> [Given problem]: Format every line of the material below as a numbered list, leaving out any blank lines and the pictures.

--- Supplied information ---

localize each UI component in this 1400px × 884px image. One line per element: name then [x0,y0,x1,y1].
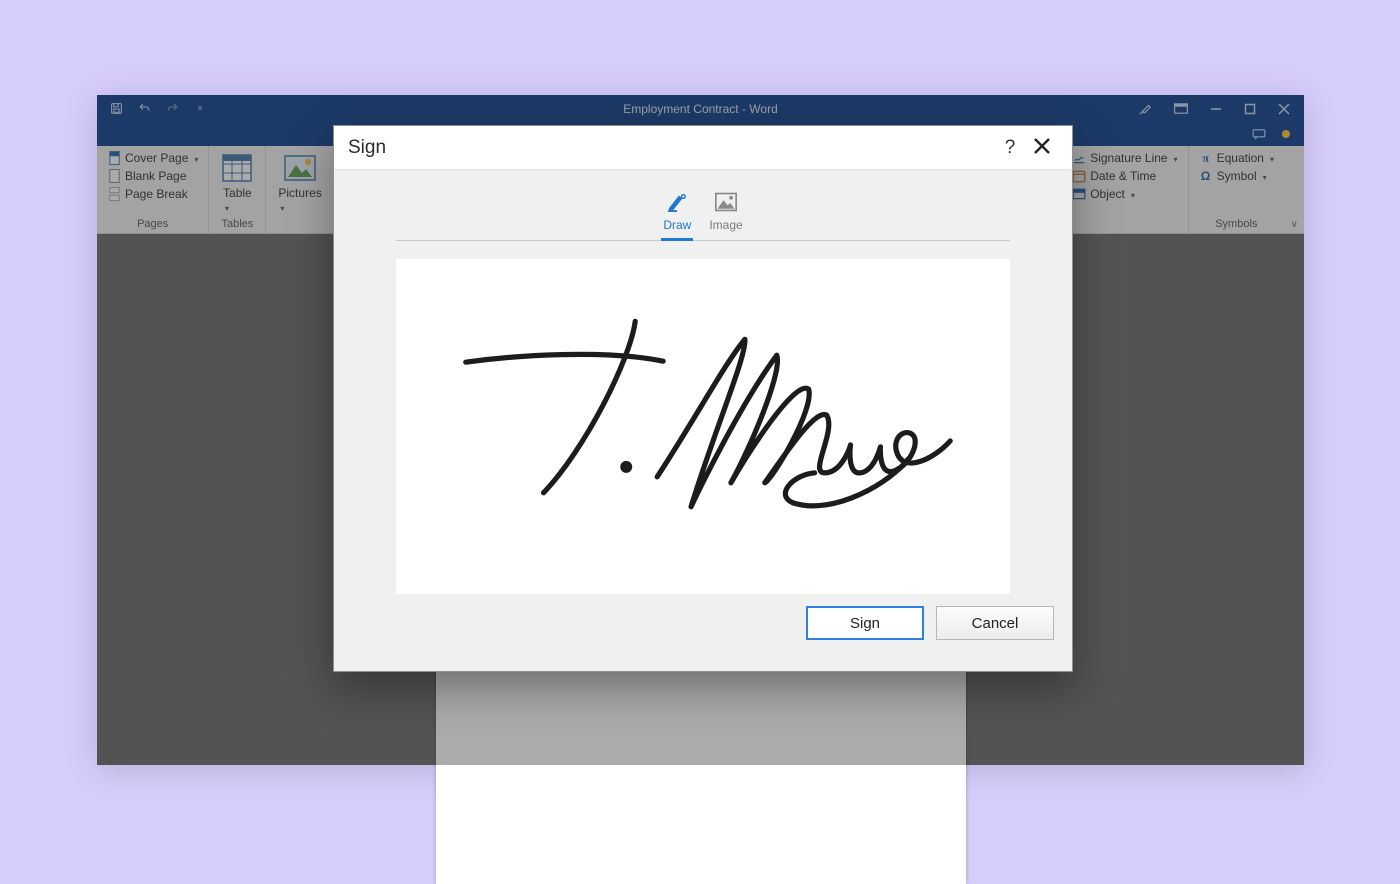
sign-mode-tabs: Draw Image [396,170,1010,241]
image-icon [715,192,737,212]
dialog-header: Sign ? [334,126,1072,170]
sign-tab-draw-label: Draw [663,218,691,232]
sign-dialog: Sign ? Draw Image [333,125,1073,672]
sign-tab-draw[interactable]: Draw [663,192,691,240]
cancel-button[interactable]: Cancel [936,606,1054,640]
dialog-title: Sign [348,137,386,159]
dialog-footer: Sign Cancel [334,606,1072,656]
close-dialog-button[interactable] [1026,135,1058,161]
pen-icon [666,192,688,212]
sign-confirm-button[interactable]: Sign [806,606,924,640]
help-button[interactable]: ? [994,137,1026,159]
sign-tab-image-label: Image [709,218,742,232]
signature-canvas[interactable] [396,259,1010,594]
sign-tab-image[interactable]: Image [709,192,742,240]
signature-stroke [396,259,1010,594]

---

> [Full output]:
1. localize each UI component in this 1400px × 884px image. One line per element: name then [x0,y0,x1,y1].
2. sign-mode-tabs: Draw Image [396,170,1010,241]
3. image-icon [715,192,737,212]
4. dialog-header: Sign ? [334,126,1072,170]
5. sign-tab-draw-label: Draw [663,218,691,232]
6. sign-dialog: Sign ? Draw Image [333,125,1073,672]
7. sign-tab-draw[interactable]: Draw [663,192,691,240]
8. cancel-button[interactable]: Cancel [936,606,1054,640]
9. dialog-title: Sign [348,137,386,159]
10. dialog-footer: Sign Cancel [334,606,1072,656]
11. close-dialog-button[interactable] [1026,135,1058,161]
12. pen-icon [666,192,688,212]
13. sign-confirm-button[interactable]: Sign [806,606,924,640]
14. help-button[interactable]: ? [994,137,1026,159]
15. sign-tab-image-label: Image [709,218,742,232]
16. signature-canvas[interactable] [396,259,1010,594]
17. sign-tab-image[interactable]: Image [709,192,742,240]
18. signature-stroke [396,259,1010,594]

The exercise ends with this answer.